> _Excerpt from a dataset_
(begin)
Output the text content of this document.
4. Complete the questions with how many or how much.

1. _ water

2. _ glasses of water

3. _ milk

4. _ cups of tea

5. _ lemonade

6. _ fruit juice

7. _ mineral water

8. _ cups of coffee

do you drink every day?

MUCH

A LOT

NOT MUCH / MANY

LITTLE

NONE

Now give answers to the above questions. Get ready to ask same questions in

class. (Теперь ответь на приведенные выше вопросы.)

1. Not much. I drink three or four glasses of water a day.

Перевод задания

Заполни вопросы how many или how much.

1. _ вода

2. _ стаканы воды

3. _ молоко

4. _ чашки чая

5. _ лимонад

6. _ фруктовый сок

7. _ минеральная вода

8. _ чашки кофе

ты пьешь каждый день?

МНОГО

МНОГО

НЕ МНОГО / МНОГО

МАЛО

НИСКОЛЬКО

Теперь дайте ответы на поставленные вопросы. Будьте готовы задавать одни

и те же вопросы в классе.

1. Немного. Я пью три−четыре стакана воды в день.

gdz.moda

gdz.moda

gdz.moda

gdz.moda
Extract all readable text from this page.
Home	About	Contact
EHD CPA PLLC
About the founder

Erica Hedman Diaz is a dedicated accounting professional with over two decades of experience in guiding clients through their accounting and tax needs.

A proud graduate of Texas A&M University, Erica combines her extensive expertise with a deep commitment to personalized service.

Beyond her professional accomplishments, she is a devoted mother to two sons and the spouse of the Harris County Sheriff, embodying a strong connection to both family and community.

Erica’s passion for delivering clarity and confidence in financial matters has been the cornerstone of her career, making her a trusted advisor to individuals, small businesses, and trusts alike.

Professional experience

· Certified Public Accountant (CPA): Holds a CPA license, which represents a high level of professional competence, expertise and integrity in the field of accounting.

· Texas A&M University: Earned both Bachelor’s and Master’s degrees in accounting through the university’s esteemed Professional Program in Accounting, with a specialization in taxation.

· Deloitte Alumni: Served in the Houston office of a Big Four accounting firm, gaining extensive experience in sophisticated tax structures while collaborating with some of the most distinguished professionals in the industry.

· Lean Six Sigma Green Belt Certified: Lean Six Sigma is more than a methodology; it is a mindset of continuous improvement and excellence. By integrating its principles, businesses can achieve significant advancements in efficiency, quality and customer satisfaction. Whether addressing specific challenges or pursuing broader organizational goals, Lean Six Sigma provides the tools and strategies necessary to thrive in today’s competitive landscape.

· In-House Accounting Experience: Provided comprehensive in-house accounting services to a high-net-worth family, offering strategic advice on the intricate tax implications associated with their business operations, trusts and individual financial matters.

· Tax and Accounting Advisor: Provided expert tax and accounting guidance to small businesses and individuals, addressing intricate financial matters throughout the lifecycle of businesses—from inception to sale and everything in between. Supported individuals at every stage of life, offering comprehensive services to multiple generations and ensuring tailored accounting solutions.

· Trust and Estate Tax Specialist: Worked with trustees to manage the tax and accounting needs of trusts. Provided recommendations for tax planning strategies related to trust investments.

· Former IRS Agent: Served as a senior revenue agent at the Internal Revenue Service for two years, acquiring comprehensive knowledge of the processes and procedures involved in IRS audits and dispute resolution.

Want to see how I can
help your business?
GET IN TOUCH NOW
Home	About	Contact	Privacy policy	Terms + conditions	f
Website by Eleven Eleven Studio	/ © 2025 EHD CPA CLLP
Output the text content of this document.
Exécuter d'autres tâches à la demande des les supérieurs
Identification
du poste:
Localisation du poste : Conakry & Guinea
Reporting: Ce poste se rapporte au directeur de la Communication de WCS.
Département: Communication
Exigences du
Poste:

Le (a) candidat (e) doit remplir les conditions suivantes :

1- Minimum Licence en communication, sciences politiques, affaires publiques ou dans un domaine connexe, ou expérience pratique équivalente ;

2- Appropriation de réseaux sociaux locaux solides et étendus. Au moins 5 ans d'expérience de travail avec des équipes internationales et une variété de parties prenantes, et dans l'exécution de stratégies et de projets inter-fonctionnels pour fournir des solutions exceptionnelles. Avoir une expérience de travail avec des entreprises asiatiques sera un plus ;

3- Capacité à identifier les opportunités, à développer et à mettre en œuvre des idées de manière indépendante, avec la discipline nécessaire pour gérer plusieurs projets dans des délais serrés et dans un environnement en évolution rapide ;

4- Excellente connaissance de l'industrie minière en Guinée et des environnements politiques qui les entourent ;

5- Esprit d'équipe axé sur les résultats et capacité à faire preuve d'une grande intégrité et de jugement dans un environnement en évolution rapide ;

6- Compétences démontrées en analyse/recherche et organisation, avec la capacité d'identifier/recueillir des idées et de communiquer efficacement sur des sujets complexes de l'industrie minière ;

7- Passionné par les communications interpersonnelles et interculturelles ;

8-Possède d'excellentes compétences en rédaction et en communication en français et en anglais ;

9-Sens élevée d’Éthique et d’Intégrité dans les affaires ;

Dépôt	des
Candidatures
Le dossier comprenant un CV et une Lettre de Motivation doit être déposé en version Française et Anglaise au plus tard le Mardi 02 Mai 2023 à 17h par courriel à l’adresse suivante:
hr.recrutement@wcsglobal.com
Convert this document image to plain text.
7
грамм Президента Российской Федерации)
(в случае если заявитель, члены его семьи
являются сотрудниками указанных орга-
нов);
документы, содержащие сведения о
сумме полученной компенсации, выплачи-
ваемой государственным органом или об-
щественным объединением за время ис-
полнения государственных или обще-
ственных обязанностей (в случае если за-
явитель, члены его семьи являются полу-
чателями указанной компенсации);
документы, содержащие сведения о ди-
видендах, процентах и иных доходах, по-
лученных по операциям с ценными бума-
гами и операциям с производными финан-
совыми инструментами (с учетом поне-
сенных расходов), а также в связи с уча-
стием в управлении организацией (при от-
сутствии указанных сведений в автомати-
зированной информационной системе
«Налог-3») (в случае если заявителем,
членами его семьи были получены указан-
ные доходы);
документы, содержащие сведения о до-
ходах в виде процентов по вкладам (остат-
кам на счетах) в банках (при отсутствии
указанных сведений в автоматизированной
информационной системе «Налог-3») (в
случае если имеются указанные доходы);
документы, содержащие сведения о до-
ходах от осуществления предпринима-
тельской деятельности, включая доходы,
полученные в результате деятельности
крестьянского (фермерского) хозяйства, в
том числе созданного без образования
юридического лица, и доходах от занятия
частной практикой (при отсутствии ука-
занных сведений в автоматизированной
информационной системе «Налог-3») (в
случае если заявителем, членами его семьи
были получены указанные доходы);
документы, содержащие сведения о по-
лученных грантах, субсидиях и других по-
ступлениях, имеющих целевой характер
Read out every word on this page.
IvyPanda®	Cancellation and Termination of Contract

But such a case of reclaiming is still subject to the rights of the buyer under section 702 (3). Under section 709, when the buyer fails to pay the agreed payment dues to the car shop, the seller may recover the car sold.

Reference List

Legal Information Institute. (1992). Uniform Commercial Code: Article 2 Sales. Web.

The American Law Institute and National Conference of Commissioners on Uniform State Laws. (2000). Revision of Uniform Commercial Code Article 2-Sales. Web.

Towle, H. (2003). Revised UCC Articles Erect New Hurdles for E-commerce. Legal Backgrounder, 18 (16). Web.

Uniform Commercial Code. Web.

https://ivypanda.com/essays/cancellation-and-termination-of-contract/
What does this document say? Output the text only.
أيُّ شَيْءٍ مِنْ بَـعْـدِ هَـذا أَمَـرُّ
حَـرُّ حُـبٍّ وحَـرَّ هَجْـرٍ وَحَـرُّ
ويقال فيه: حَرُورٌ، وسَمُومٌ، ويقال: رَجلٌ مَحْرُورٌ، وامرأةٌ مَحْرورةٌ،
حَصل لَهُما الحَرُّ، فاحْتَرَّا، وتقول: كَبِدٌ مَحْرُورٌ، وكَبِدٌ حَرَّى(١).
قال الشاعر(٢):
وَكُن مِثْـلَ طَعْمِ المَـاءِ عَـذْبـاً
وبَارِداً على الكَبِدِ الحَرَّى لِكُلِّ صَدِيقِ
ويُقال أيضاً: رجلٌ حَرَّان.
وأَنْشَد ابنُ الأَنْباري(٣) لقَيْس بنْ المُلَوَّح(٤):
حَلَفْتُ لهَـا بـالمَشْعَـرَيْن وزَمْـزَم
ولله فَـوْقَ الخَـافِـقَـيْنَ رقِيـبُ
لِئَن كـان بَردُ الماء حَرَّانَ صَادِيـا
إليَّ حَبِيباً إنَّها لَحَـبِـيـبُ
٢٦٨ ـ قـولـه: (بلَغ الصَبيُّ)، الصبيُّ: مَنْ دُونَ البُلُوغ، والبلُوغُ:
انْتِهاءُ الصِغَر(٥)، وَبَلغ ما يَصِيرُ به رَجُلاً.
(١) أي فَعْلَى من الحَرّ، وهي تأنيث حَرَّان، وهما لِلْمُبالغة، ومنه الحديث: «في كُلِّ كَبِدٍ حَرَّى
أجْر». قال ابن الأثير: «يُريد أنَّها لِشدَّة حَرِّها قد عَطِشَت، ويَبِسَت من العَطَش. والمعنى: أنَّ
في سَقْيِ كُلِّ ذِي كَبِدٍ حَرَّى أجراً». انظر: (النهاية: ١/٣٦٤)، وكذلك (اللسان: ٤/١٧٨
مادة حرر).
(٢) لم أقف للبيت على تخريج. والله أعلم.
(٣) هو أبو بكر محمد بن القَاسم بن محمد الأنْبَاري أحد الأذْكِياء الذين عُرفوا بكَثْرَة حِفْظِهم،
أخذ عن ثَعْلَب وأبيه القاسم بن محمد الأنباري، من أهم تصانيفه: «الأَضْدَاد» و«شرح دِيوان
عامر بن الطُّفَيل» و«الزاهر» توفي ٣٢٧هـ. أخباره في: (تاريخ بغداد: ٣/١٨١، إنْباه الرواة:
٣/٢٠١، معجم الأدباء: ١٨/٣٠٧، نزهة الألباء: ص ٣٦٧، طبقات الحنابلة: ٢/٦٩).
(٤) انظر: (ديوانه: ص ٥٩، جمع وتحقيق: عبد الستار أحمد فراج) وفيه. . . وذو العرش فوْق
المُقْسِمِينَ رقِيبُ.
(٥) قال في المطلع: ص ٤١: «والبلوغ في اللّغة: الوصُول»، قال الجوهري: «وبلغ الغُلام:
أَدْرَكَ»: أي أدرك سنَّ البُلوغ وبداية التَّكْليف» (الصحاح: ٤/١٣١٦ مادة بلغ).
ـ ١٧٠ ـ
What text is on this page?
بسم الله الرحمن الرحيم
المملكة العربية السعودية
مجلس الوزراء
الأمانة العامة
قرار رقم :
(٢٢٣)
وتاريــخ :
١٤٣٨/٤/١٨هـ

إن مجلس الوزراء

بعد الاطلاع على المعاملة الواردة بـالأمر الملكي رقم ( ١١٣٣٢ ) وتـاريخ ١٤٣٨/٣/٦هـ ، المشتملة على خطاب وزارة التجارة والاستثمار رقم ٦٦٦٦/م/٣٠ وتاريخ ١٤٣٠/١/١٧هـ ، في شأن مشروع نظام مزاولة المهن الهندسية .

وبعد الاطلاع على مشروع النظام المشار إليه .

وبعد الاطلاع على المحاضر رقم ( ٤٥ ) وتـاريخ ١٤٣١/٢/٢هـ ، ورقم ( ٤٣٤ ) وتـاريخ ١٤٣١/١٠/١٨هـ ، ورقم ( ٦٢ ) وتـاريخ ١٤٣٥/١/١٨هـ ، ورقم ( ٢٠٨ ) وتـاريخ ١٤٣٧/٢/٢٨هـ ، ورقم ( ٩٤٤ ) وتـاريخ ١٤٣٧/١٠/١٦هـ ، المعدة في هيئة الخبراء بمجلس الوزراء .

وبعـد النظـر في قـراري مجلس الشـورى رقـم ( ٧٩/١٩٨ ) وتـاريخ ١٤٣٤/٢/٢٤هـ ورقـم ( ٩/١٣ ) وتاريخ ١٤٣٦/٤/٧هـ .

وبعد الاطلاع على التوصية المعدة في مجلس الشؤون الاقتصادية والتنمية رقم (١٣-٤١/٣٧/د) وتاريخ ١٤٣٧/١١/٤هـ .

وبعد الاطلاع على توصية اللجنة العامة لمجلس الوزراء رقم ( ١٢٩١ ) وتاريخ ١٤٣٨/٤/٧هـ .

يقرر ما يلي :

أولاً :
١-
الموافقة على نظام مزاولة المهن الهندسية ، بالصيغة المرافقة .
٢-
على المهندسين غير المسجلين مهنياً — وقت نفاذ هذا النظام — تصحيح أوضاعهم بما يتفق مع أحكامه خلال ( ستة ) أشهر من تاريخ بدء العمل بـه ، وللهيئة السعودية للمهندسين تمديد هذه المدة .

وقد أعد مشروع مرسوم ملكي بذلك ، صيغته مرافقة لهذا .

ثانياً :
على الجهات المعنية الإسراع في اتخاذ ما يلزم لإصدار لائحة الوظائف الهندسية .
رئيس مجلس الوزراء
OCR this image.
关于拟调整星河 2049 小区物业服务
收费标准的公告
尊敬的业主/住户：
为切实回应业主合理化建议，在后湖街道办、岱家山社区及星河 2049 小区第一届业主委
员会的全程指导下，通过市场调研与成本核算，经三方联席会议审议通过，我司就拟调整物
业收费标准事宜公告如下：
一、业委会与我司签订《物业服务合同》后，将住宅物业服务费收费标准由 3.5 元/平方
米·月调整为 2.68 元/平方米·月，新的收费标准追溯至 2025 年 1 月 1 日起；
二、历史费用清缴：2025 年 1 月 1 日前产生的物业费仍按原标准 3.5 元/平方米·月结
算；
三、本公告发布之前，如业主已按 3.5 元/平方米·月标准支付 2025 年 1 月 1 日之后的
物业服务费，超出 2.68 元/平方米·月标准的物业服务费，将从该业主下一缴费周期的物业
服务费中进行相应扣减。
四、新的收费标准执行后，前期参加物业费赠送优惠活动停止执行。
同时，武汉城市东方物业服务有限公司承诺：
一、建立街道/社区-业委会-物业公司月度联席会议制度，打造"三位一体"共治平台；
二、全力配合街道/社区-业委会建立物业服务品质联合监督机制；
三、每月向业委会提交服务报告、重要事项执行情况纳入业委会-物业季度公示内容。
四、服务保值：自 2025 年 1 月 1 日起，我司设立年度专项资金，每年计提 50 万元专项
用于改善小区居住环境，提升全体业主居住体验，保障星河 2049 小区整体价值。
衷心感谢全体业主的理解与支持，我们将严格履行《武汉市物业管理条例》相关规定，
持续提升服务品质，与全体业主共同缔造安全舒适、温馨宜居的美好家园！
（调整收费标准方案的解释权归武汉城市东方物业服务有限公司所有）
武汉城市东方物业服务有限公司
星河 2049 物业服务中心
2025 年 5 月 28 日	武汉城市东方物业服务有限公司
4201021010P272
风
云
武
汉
(end)
> _REQUIREMENT_
Read the entries above, then pull out the lines that include "семьи".

> _TASK RESPONSE_
(в случае если заявитель, члены его семьи
явитель, члены его семьи являются полу-
членами его семьи были получены указан-
случае если заявителем, членами его семьи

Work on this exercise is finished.